### RECORDS FOR THIS EXERCISE ###

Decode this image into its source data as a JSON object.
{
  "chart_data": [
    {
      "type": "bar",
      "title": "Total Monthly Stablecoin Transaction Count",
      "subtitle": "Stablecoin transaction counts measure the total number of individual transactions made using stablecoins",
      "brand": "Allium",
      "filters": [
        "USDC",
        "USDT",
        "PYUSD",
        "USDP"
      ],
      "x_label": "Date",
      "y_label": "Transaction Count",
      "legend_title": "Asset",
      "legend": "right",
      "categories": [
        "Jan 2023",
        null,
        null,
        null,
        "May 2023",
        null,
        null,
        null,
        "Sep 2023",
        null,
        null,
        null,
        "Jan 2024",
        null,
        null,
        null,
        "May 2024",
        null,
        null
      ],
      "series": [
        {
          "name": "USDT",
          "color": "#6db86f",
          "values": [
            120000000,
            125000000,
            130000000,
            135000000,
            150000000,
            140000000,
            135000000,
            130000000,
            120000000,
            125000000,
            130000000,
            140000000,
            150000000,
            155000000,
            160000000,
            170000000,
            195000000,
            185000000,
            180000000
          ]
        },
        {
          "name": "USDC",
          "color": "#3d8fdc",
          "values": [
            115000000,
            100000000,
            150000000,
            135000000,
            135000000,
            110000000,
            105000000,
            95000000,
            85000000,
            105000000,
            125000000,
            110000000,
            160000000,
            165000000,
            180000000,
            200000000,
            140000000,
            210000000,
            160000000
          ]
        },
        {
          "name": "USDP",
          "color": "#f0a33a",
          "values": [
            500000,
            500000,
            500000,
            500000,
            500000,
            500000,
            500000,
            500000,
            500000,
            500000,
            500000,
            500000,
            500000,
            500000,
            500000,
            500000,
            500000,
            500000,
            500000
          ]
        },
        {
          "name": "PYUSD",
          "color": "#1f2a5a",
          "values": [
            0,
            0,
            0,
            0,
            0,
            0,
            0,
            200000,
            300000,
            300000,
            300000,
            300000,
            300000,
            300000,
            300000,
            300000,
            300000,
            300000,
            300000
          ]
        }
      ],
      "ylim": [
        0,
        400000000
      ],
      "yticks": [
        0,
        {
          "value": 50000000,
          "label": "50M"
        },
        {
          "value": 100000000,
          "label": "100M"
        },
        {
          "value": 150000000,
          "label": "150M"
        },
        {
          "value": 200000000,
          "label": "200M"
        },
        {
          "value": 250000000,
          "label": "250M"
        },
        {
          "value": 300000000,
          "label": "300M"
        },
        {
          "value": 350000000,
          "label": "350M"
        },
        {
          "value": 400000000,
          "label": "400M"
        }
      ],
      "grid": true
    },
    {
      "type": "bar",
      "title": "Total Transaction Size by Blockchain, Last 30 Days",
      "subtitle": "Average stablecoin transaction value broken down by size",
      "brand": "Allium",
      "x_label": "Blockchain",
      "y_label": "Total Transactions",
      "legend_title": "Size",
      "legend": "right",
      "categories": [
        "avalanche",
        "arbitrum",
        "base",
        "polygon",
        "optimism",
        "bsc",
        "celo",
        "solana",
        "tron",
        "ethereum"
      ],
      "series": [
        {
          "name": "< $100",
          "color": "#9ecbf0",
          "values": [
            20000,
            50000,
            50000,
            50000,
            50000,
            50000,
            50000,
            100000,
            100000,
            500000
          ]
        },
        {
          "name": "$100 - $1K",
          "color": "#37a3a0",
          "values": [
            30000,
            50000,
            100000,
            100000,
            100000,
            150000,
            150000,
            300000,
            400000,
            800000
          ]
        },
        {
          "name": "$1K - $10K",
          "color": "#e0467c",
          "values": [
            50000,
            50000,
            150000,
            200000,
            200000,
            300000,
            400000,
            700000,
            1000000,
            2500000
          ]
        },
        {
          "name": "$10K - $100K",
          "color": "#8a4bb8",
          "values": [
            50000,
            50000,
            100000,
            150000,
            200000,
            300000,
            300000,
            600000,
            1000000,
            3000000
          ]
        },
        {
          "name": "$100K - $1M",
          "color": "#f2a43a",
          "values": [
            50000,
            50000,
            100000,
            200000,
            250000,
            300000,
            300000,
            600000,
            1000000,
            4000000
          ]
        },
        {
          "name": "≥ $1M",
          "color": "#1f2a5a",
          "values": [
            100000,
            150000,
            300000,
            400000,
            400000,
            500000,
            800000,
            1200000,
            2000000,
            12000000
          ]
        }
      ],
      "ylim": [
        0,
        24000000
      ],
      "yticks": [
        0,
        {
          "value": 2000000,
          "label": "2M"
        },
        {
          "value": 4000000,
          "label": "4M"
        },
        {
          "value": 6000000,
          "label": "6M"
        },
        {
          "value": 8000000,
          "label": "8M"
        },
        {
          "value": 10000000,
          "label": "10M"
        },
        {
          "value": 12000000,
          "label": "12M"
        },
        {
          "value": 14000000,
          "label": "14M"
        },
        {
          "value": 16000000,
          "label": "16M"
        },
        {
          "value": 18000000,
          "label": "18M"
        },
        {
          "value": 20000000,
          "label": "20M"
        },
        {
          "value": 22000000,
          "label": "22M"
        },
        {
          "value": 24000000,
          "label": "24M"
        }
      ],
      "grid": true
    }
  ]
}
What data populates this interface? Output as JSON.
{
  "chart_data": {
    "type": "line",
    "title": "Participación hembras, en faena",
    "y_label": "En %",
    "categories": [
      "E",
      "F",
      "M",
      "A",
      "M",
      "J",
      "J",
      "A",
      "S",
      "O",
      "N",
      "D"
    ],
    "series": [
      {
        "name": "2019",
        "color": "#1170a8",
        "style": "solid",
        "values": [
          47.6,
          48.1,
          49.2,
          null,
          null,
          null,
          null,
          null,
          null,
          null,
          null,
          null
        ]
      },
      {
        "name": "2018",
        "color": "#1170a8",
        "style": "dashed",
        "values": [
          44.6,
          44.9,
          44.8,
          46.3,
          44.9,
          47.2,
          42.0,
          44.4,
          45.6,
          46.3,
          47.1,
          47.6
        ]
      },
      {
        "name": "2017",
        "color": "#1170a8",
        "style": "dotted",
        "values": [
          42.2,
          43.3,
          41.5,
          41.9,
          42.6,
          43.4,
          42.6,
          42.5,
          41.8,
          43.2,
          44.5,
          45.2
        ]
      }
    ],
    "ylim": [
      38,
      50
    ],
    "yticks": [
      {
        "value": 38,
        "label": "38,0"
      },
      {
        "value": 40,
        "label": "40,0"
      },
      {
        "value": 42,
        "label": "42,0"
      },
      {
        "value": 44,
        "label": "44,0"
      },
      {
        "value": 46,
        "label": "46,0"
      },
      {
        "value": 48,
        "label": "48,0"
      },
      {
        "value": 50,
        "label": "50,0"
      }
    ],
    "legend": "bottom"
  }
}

###

Take the listing above and write it out again exactly.

- [TASK RESPONSE]:
Decode this image into its source data as a JSON object.
{
  "chart_data": [
    {
      "type": "bar",
      "title": "Total Monthly Stablecoin Transaction Count",
      "subtitle": "Stablecoin transaction counts measure the total number of individual transactions made using stablecoins",
      "brand": "Allium",
      "filters": [
        "USDC",
        "USDT",
        "PYUSD",
        "USDP"
      ],
      "x_label": "Date",
      "y_label": "Transaction Count",
      "legend_title": "Asset",
      "legend": "right",
      "categories": [
        "Jan 2023",
        null,
        null,
        null,
        "May 2023",
        null,
        null,
        null,
        "Sep 2023",
        null,
        null,
        null,
        "Jan 2024",
        null,
        null,
        null,
        "May 2024",
        null,
        null
      ],
      "series": [
        {
          "name": "USDT",
          "color": "#6db86f",
          "values": [
            120000000,
            125000000,
            130000000,
            135000000,
            150000000,
            140000000,
            135000000,
            130000000,
            120000000,
            125000000,
            130000000,
            140000000,
            150000000,
            155000000,
            160000000,
            170000000,
            195000000,
            185000000,
            180000000
          ]
        },
        {
          "name": "USDC",
          "color": "#3d8fdc",
          "values": [
            115000000,
            100000000,
            150000000,
            135000000,
            135000000,
            110000000,
            105000000,
            95000000,
            85000000,
            105000000,
            125000000,
            110000000,
            160000000,
            165000000,
            180000000,
            200000000,
            140000000,
            210000000,
            160000000
          ]
        },
        {
          "name": "USDP",
          "color": "#f0a33a",
          "values": [
            500000,
            500000,
            500000,
            500000,
            500000,
            500000,
            500000,
            500000,
            500000,
            500000,
            500000,
            500000,
            500000,
            500000,
            500000,
            500000,
            500000,
            500000,
            500000
          ]
        },
        {
          "name": "PYUSD",
          "color": "#1f2a5a",
          "values": [
            0,
            0,
            0,
            0,
            0,
            0,
            0,
            200000,
            300000,
            300000,
            300000,
            300000,
            300000,
            300000,
            300000,
            300000,
            300000,
            300000,
            300000
          ]
        }
      ],
      "ylim": [
        0,
        400000000
      ],
      "yticks": [
        0,
        {
          "value": 50000000,
          "label": "50M"
        },
        {
          "value": 100000000,
          "label": "100M"
        },
        {
          "value": 150000000,
          "label": "150M"
        },
        {
          "value": 200000000,
          "label": "200M"
        },
        {
          "value": 250000000,
          "label": "250M"
        },
        {
          "value": 300000000,
          "label": "300M"
        },
        {
          "value": 350000000,
          "label": "350M"
        },
        {
          "value": 400000000,
          "label": "400M"
        }
      ],
      "grid": true
    },
    {
      "type": "bar",
      "title": "Total Transaction Size by Blockchain, Last 30 Days",
      "subtitle": "Average stablecoin transaction value broken down by size",
      "brand": "Allium",
      "x_label": "Blockchain",
      "y_label": "Total Transactions",
      "legend_title": "Size",
      "legend": "right",
      "categories": [
        "avalanche",
        "arbitrum",
        "base",
        "polygon",
        "optimism",
        "bsc",
        "celo",
        "solana",
        "tron",
        "ethereum"
      ],
      "series": [
        {
          "name": "< $100",
          "color": "#9ecbf0",
          "values": [
            20000,
            50000,
            50000,
            50000,
            50000,
            50000,
            50000,
            100000,
            100000,
            500000
          ]
        },
        {
          "name": "$100 - $1K",
          "color": "#37a3a0",
          "values": [
            30000,
            50000,
            100000,
            100000,
            100000,
            150000,
            150000,
            300000,
            400000,
            800000
          ]
        },
        {
          "name": "$1K - $10K",
          "color": "#e0467c",
          "values": [
            50000,
            50000,
            150000,
            200000,
            200000,
            300000,
            400000,
            700000,
            1000000,
            2500000
          ]
        },
        {
          "name": "$10K - $100K",
          "color": "#8a4bb8",
          "values": [
            50000,
            50000,
            100000,
            150000,
            200000,
            300000,
            300000,
            600000,
            1000000,
            3000000
          ]
        },
        {
          "name": "$100K - $1M",
          "color": "#f2a43a",
          "values": [
            50000,
            50000,
            100000,
            200000,
            250000,
            300000,
            300000,
            600000,
            1000000,
            4000000
          ]
        },
        {
          "name": "≥ $1M",
          "color": "#1f2a5a",
          "values": [
            100000,
            150000,
            300000,
            400000,
            400000,
            500000,
            800000,
            1200000,
            2000000,
            12000000
          ]
        }
      ],
      "ylim": [
        0,
        24000000
      ],
      "yticks": [
        0,
        {
          "value": 2000000,
          "label": "2M"
        },
        {
          "value": 4000000,
          "label": "4M"
        },
        {
          "value": 6000000,
          "label": "6M"
        },
        {
          "value": 8000000,
          "label": "8M"
        },
        {
          "value": 10000000,
          "label": "10M"
        },
        {
          "value": 12000000,
          "label": "12M"
        },
        {
          "value": 14000000,
          "label": "14M"
        },
        {
          "value": 16000000,
          "label": "16M"
        },
        {
          "value": 18000000,
          "label": "18M"
        },
        {
          "value": 20000000,
          "label": "20M"
        },
        {
          "value": 22000000,
          "label": "22M"
        },
        {
          "value": 24000000,
          "label": "24M"
        }
      ],
      "grid": true
    }
  ]
}
What data populates this interface? Output as JSON.
{
  "chart_data": {
    "type": "line",
    "title": "Participación hembras, en faena",
    "y_label": "En %",
    "categories": [
      "E",
      "F",
      "M",
      "A",
      "M",
      "J",
      "J",
      "A",
      "S",
      "O",
      "N",
      "D"
    ],
    "series": [
      {
        "name": "2019",
        "color": "#1170a8",
        "style": "solid",
        "values": [
          47.6,
          48.1,
          49.2,
          null,
          null,
          null,
          null,
          null,
          null,
          null,
          null,
          null
        ]
      },
      {
        "name": "2018",
        "color": "#1170a8",
        "style": "dashed",
        "values": [
          44.6,
          44.9,
          44.8,
          46.3,
          44.9,
          47.2,
          42.0,
          44.4,
          45.6,
          46.3,
          47.1,
          47.6
        ]
      },
      {
        "name": "2017",
        "color": "#1170a8",
        "style": "dotted",
        "values": [
          42.2,
          43.3,
          41.5,
          41.9,
          42.6,
          43.4,
          42.6,
          42.5,
          41.8,
          43.2,
          44.5,
          45.2
        ]
      }
    ],
    "ylim": [
      38,
      50
    ],
    "yticks": [
      {
        "value": 38,
        "label": "38,0"
      },
      {
        "value": 40,
        "label": "40,0"
      },
      {
        "value": 42,
        "label": "42,0"
      },
      {
        "value": 44,
        "label": "44,0"
      },
      {
        "value": 46,
        "label": "46,0"
      },
      {
        "value": 48,
        "label": "48,0"
      },
      {
        "value": 50,
        "label": "50,0"
      }
    ],
    "legend": "bottom"
  }
}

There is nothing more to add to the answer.